WHAT YOU NEED TO DO: Put the lines from the one containing "mock-gps-signal-label: Mock GPS" through the one containing "411, 416, 428]", both included, into a JSON list of strings with one string per line, leaving out blank lines.

+ + +

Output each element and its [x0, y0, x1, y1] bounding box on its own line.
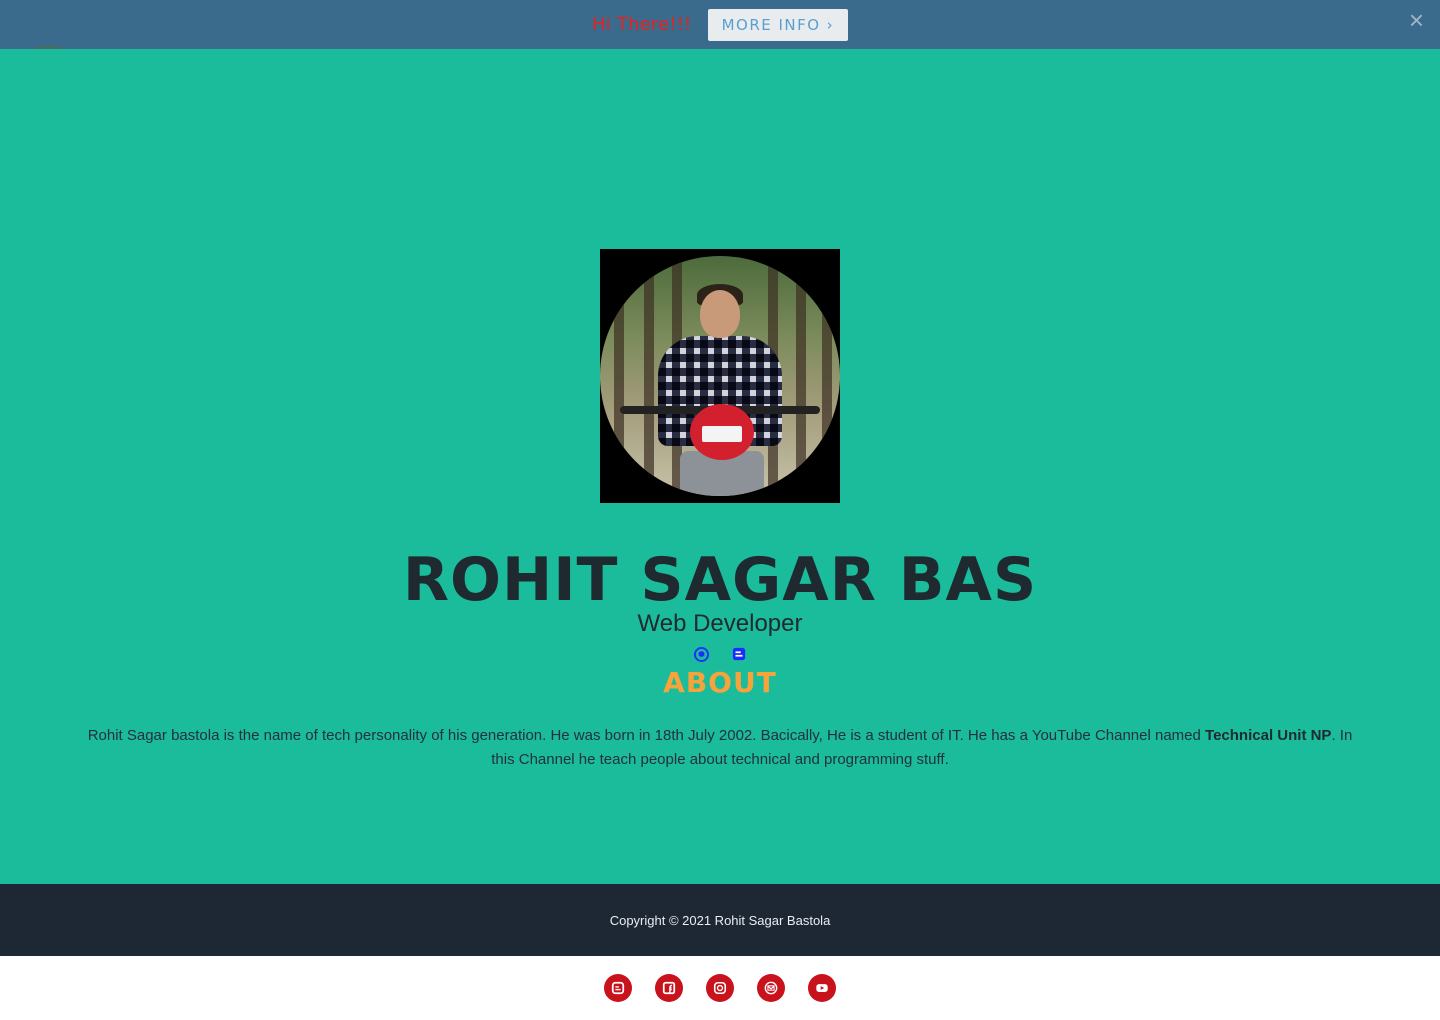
email-icon[interactable] [757, 974, 785, 1002]
profile-photo-circle [600, 256, 840, 496]
more-info-button[interactable]: MORE INFO › [707, 8, 849, 41]
more-info-label: MORE INFO [721, 15, 821, 34]
about-text: Rohit Sagar bastola is the name of tech … [80, 724, 1360, 772]
close-icon[interactable]: × [1409, 6, 1424, 34]
profile-role: Web Developer [637, 610, 803, 637]
github-icon[interactable] [693, 646, 709, 662]
social-bar [0, 956, 1440, 1020]
blogger-icon[interactable] [731, 646, 747, 662]
greeting-text: Hi There!!! [591, 14, 692, 35]
profile-name: ROHIT SAGAR BAS [402, 545, 1038, 615]
youtube-icon[interactable] [808, 974, 836, 1002]
footer: Copyright © 2021 Rohit Sagar Bastola [0, 884, 1440, 956]
chevron-right-icon: › [826, 15, 835, 34]
promo-bar: Hi There!!! MORE INFO › × [0, 0, 1440, 49]
about-heading: ABOUT [663, 666, 777, 699]
facebook-icon[interactable] [655, 974, 683, 1002]
hamburger-menu-icon[interactable] [36, 46, 61, 58]
profile-links [0, 646, 1440, 662]
blogger-icon[interactable] [604, 974, 632, 1002]
about-text-part1: Rohit Sagar bastola is the name of tech … [87, 727, 1206, 744]
copyright-text: Copyright © 2021 Rohit Sagar Bastola [609, 912, 831, 928]
instagram-icon[interactable] [706, 974, 734, 1002]
channel-name: Technical Unit NP [1205, 727, 1332, 744]
profile-photo [600, 249, 840, 503]
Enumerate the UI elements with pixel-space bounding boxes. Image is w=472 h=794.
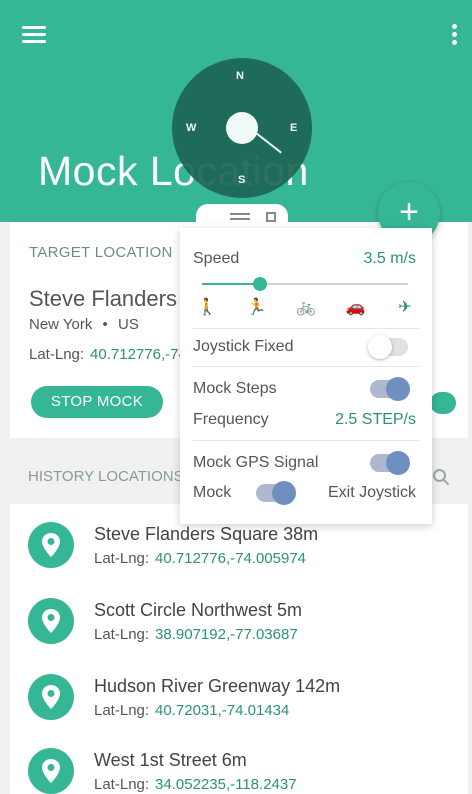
mock-gps-signal-label: Mock GPS Signal	[193, 454, 319, 471]
latlng-value: 34.052235,-118.2437	[155, 776, 297, 793]
location-pin-icon	[28, 598, 74, 644]
mock-label: Mock	[193, 484, 232, 501]
divider	[193, 328, 419, 329]
history-item-latlng: Lat-Lng: 38.907192,-77.03687	[94, 626, 298, 643]
location-pin-icon	[28, 522, 74, 568]
history-item-name: Scott Circle Northwest 5m	[94, 600, 303, 620]
exit-joystick-button[interactable]: Exit Joystick	[328, 484, 416, 502]
joystick-knob[interactable]	[226, 112, 258, 144]
car-icon[interactable]: 🚗	[342, 297, 370, 317]
more-vertical-icon[interactable]	[448, 24, 460, 48]
joystick-fixed-label: Joystick Fixed	[193, 338, 294, 355]
mock-steps-label: Mock Steps	[193, 380, 277, 397]
joystick-direction-indicator	[255, 132, 282, 154]
history-item-latlng: Lat-Lng: 34.052235,-118.2437	[94, 776, 297, 793]
run-icon[interactable]: 🏃	[243, 297, 271, 317]
target-latlng-label: Lat-Lng:	[29, 346, 85, 363]
latlng-label: Lat-Lng:	[94, 776, 150, 793]
compass-east-label: E	[290, 122, 298, 134]
search-icon[interactable]	[432, 468, 450, 486]
walk-icon[interactable]: 🚶	[193, 297, 221, 317]
history-item-name: Steve Flanders Square 38m	[94, 524, 319, 544]
history-item[interactable]: Hudson River Greenway 142m Lat-Lng: 40.72…	[10, 664, 468, 738]
history-item-latlng: Lat-Lng: 40.72031,-74.01434	[94, 702, 289, 719]
target-country: US	[117, 316, 139, 333]
speed-slider-thumb[interactable]	[252, 277, 267, 291]
latlng-label: Lat-Lng:	[94, 550, 150, 567]
divider	[193, 366, 419, 367]
history-title: HISTORY LOCATIONS	[28, 468, 184, 485]
panel-drag-handle[interactable]	[196, 204, 288, 228]
latlng-value: 38.907192,-77.03687	[155, 626, 298, 643]
frequency-value: 2.5 STEP/s	[335, 411, 416, 428]
history-item[interactable]: Scott Circle Northwest 5m Lat-Lng: 38.907…	[10, 588, 468, 662]
latlng-value: 40.72031,-74.01434	[155, 702, 290, 719]
latlng-label: Lat-Lng:	[94, 626, 150, 643]
hamburger-menu-icon[interactable]	[22, 26, 46, 44]
latlng-label: Lat-Lng:	[94, 702, 150, 719]
speed-label: Speed	[193, 250, 240, 267]
history-item-name: West 1st Street 6m	[94, 750, 247, 770]
bicycle-icon[interactable]: 🚲	[292, 297, 320, 317]
history-item-latlng: Lat-Lng: 40.712776,-74.005974	[94, 550, 306, 567]
compass-south-label: S	[238, 174, 246, 186]
joystick-settings-panel: Speed 3.5 m/s 🚶 🏃 🚲 🚗 ✈ Joystick Fixed M…	[180, 228, 432, 524]
target-location-place: New York • US	[29, 316, 139, 333]
speed-value: 3.5 m/s	[363, 250, 416, 267]
history-item-name: Hudson River Greenway 142m	[94, 676, 341, 696]
mock-steps-toggle[interactable]	[370, 377, 410, 401]
frequency-label: Frequency	[193, 411, 269, 428]
latlng-value: 40.712776,-74.005974	[155, 550, 307, 567]
drag-lines-icon	[230, 213, 250, 223]
target-location-title: TARGET LOCATION	[29, 244, 173, 261]
location-pin-icon	[28, 748, 74, 794]
joystick-fixed-toggle[interactable]	[368, 335, 408, 359]
minimize-square-icon[interactable]	[266, 212, 276, 222]
mock-gps-signal-toggle[interactable]	[370, 451, 410, 475]
compass-west-label: W	[186, 122, 197, 134]
location-pin-icon	[28, 674, 74, 720]
compass-north-label: N	[236, 70, 244, 82]
speed-slider-fill	[202, 283, 260, 285]
mock-toggle-partial[interactable]	[430, 392, 456, 414]
airplane-icon[interactable]: ✈	[391, 297, 419, 317]
mock-toggle[interactable]	[256, 481, 296, 505]
history-item[interactable]: West 1st Street 6m Lat-Lng: 34.052235,-11…	[10, 738, 468, 794]
target-city: New York	[29, 316, 93, 333]
history-list: Steve Flanders Square 38m Lat-Lng: 40.712…	[10, 504, 468, 794]
joystick-compass[interactable]: N E S W	[172, 58, 312, 198]
stop-mock-button[interactable]: STOP MOCK	[31, 386, 163, 418]
divider	[193, 440, 419, 441]
travel-mode-row: 🚶 🏃 🚲 🚗 ✈	[193, 294, 419, 320]
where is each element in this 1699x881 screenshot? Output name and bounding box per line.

+ + +

SOLUTION TO THE EXERCISE:
[
  "mock-gps-signal-label: Mock GPS Signal\t[193, 454, 319, 471]",
  "latlng-value: 34.052235,-118.2437\t[155, 776, 297, 793]",
  "location-pin-icon\t[28, 598, 74, 644]",
  "mock-label: Mock\t[193, 484, 232, 501]",
  "divider\t[193, 328, 419, 329]",
  "history-item-latlng: Lat-Lng: 38.907192,-77.03687\t[94, 626, 298, 643]",
  "location-pin-icon\t[28, 522, 74, 568]",
  "history-item-name: Scott Circle Northwest 5m\t[94, 600, 303, 620]",
  "exit-joystick-button[interactable]: Exit Joystick\t[328, 484, 416, 502]",
  "joystick-knob[interactable]\t[226, 112, 258, 144]",
  "car-icon[interactable]: 🚗\t[342, 297, 370, 317]",
  "more-vertical-icon[interactable]\t[448, 24, 460, 48]",
  "joystick-fixed-label: Joystick Fixed\t[193, 338, 294, 355]",
  "mock-steps-label: Mock Steps\t[193, 380, 277, 397]",
  "joystick-direction-indicator\t[255, 132, 282, 154]",
  "history-item-latlng: Lat-Lng: 34.052235,-118.2437\t[94, 776, 297, 793]",
  "run-icon[interactable]: 🏃\t[243, 297, 271, 317]",
  "target-latlng-label: Lat-Lng:\t[29, 346, 85, 363]",
  "latlng-label: Lat-Lng:\t[94, 776, 150, 793]",
  "compass-east-label: E\t[290, 122, 298, 134]",
  "search-icon[interactable]\t[432, 468, 450, 486]",
  "walk-icon[interactable]: 🚶\t[193, 297, 221, 317]",
  "history-item-name: Steve Flanders Square 38m\t[94, 524, 319, 544]",
  "history-item[interactable]: Hudson River Greenway 142m Lat-Lng: 40.72…\t[10, 664, 468, 738]",
  "history-item-latlng: Lat-Lng: 40.72031,-74.01434\t[94, 702, 289, 719]",
  "target-country: US\t[117, 316, 139, 333]",
  "speed-slider-thumb[interactable]\t[252, 277, 267, 291]",
  "latlng-label: Lat-Lng:\t[94, 550, 150, 567]",
  "divider\t[193, 366, 419, 367]",
  "history-title: HISTORY LOCATIONS\t[28, 468, 184, 485]",
  "panel-drag-handle[interactable]\t[196, 204, 288, 228]",
  "latlng-value: 38.907192,-77.03687\t[155, 626, 298, 643]",
  "frequency-value: 2.5 STEP/s\t[335, 411, 416, 428]"
]